A float giving the resolution of masks in meters.

The geometry is a dotdict rather than a class because when writing your own environments, it’s common to want to nail extra bits of information onto the side of the default geometry. That could be handled by subclassing, but I have a personal aversion to inheritance hierarchies in research code.

Agents

‘Agents’ can - confusingly - refer to a few different things in megastep. Which is meant is usually clear from context.

For one, the agent is the thing that interacts with the environment. It receives observations and emits actions, and usually it’s controlled by a neural net of some sort. You’ll often see the Pytorch module that holds the policy network being called agent.

For two, there’s also the agent-as-a-specific-model-and-camera-in-the-world. Confusingly though, the agent-as-a-neural-net can have more than one agent-as-a-model-and-camera that it receives observations from and emits actions for. For example, a drone swarm might have a single net that controls multiple drones.

In terms of behaviour, agents-as-models-and-cameras are represented by the Agents datastructure. This datastructure holds the agents’ positions and velocities, and when you call render(), the models in the world are updated to match the positions in the datastructure. The positions in the datastructure are also the ones used for rendering.

Scenery

Scenery is the information the renderer uses to produce observations and the physics engine uses bounce agents off of things. It is usually - though not necessarily - created by feeding geometries into scenery(), and it’s represented by the Scenery object.

Versus Geometry

There are a couple of things that separate scenery from geometry. First, scenery has texture and light intensity information that the source geometry is missing. This separation is because generating randomly-varying textures and lights is a lot easier than generating high-quality random geometries.

Secondly, a geometry only represents a single environment, while scenery represents a multitude - typically thousands. The Scenery object stores all this information in a dense format that the rendering and physics kernels can access efficiently.

Finally, a geometry doesn’t specify how many agent-models there are. Scenery does.

Implementation Details

The most important - and most confusing - parts of the scenery object are the lines and the textures.

The lines are a ragged giving the, well, lines for each environment. If you index into it at position i, you’ll get back a (n_lines, 2, 2)-tensor giving the endpoints of all the lines in that environment. The first n_agents * model_size lines of each environment are the lines of that environment’s agents, with the first agent occupying the first model_size lines and so on.

Task details - Go back to the part of the megastep text that opens with the words "In terms of" and closes with "the Scenery object.", and give it again with "datastructure" changed to "data structure". You won't need the records that come next.

Records from a dataset
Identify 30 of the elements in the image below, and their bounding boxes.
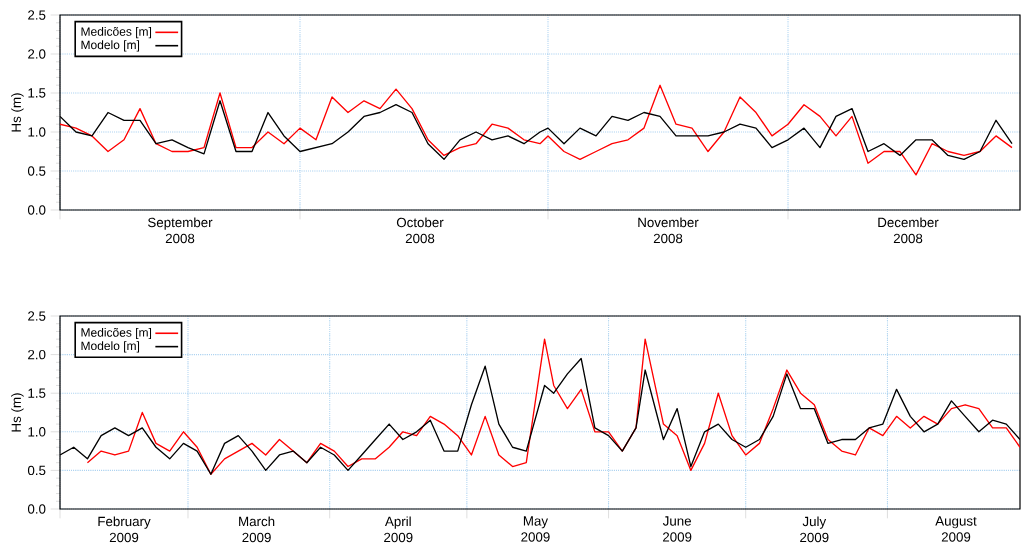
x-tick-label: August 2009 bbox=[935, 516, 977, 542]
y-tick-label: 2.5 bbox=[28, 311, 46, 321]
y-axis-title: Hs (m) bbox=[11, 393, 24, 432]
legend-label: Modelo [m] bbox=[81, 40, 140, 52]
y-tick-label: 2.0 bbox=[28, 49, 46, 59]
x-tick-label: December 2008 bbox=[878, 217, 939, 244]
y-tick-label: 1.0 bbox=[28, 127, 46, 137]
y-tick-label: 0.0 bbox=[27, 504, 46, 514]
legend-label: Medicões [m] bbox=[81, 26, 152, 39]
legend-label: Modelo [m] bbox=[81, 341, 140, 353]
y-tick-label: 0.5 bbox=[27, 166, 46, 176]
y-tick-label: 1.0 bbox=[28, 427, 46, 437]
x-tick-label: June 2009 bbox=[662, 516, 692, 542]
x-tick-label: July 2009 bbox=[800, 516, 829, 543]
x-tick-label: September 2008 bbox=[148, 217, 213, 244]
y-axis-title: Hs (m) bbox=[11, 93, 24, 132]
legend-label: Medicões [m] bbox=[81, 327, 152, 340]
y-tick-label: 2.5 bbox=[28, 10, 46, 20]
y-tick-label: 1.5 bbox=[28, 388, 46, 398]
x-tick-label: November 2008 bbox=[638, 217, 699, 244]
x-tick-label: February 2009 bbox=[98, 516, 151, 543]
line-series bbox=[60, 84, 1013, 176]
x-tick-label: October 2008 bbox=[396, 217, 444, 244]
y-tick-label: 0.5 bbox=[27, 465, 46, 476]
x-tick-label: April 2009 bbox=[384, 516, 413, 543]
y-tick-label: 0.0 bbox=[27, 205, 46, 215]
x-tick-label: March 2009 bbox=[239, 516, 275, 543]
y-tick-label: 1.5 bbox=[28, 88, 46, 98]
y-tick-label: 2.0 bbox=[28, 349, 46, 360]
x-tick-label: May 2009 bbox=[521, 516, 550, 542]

Solution for this exercise -
In terms of behaviour, agents-as-models-and-cameras are represented by the Agents data structure. This data structure holds the agents’ positions and velocities, and when you call render(), the models in the world are updated to match the positions in the data structure. The positions in the data structure are also the ones used for rendering.

Scenery

Scenery is the information the renderer uses to produce observations and the physics engine uses bounce agents off of things. It is usually - though not necessarily - created by feeding geometries into scenery(), and it’s represented by the Scenery object.